→ EXERCISE INSTRUCTIONS: From the entries that follow, gather each line holding the word "Consumo".

→ LISTING:

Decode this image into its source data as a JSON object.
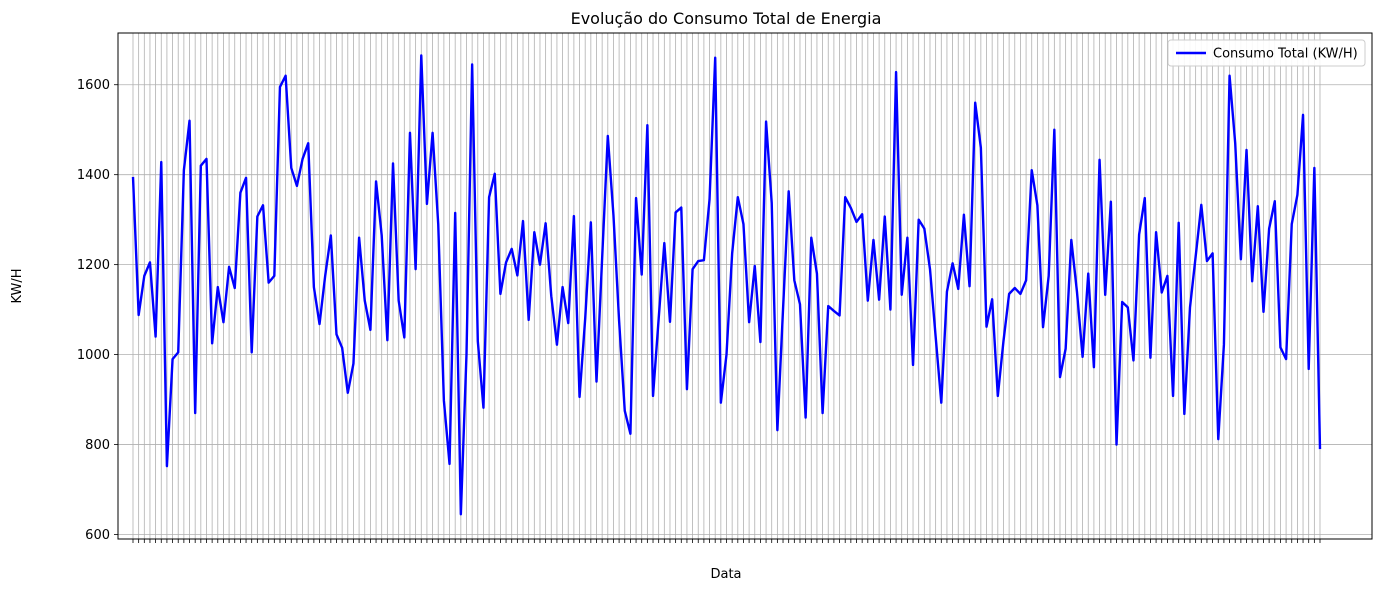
{
  "chart_data": {
    "type": "line",
    "title": "Evolução do Consumo Total de Energia",
    "xlabel": "Data",
    "ylabel": "KW/H",
    "ylim": [
      590,
      1715
    ],
    "yticks": [
      600,
      800,
      1000,
      1200,
      1400,
      1600
    ],
    "grid": true,
    "legend_position": "top-right",
    "series": [
      {
        "name": "Consumo Total (KW/H)",
        "color": "#0000ff",
        "values": [
          1395,
          1088,
          1175,
          1205,
          1040,
          1428,
          752,
          990,
          1005,
          1410,
          1520,
          870,
          1420,
          1435,
          1025,
          1150,
          1072,
          1195,
          1148,
          1360,
          1393,
          1005,
          1307,
          1332,
          1160,
          1175,
          1595,
          1620,
          1415,
          1375,
          1435,
          1470,
          1150,
          1068,
          1175,
          1265,
          1045,
          1015,
          915,
          980,
          1260,
          1120,
          1055,
          1385,
          1265,
          1032,
          1425,
          1120,
          1038,
          1493,
          1190,
          1665,
          1335,
          1493,
          1290,
          898,
          757,
          1315,
          645,
          1000,
          1645,
          1030,
          882,
          1350,
          1402,
          1135,
          1205,
          1235,
          1176,
          1297,
          1077,
          1272,
          1200,
          1292,
          1130,
          1022,
          1150,
          1070,
          1308,
          906,
          1080,
          1294,
          940,
          1215,
          1486,
          1310,
          1075,
          875,
          824,
          1348,
          1178,
          1510,
          908,
          1080,
          1248,
          1073,
          1316,
          1327,
          923,
          1190,
          1208,
          1210,
          1345,
          1660,
          893,
          1000,
          1225,
          1350,
          1290,
          1072,
          1197,
          1028,
          1518,
          1337,
          832,
          1100,
          1363,
          1165,
          1112,
          860,
          1260,
          1180,
          870,
          1108,
          1097,
          1087,
          1350,
          1326,
          1295,
          1312,
          1120,
          1255,
          1122,
          1307,
          1100,
          1628,
          1133,
          1260,
          977,
          1300,
          1280,
          1190,
          1040,
          893,
          1140,
          1203,
          1146,
          1311,
          1152,
          1560,
          1460,
          1062,
          1123,
          908,
          1030,
          1135,
          1148,
          1135,
          1165,
          1410,
          1332,
          1061,
          1175,
          1500,
          950,
          1013,
          1255,
          1140,
          995,
          1180,
          972,
          1433,
          1133,
          1340,
          800,
          1117,
          1105,
          987,
          1267,
          1348,
          993,
          1272,
          1138,
          1175,
          908,
          1293,
          868,
          1105,
          1218,
          1333,
          1208,
          1225,
          812,
          1022,
          1620,
          1470,
          1212,
          1455,
          1163,
          1330,
          1095,
          1280,
          1341,
          1016,
          990,
          1290,
          1355,
          1533,
          968,
          1415,
          790
        ]
      }
    ]
  }
}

→ SOLUTION FOR THIS TASK:
    "title": "Evolução do Consumo Total de Energia",
        "name": "Consumo Total (KW/H)",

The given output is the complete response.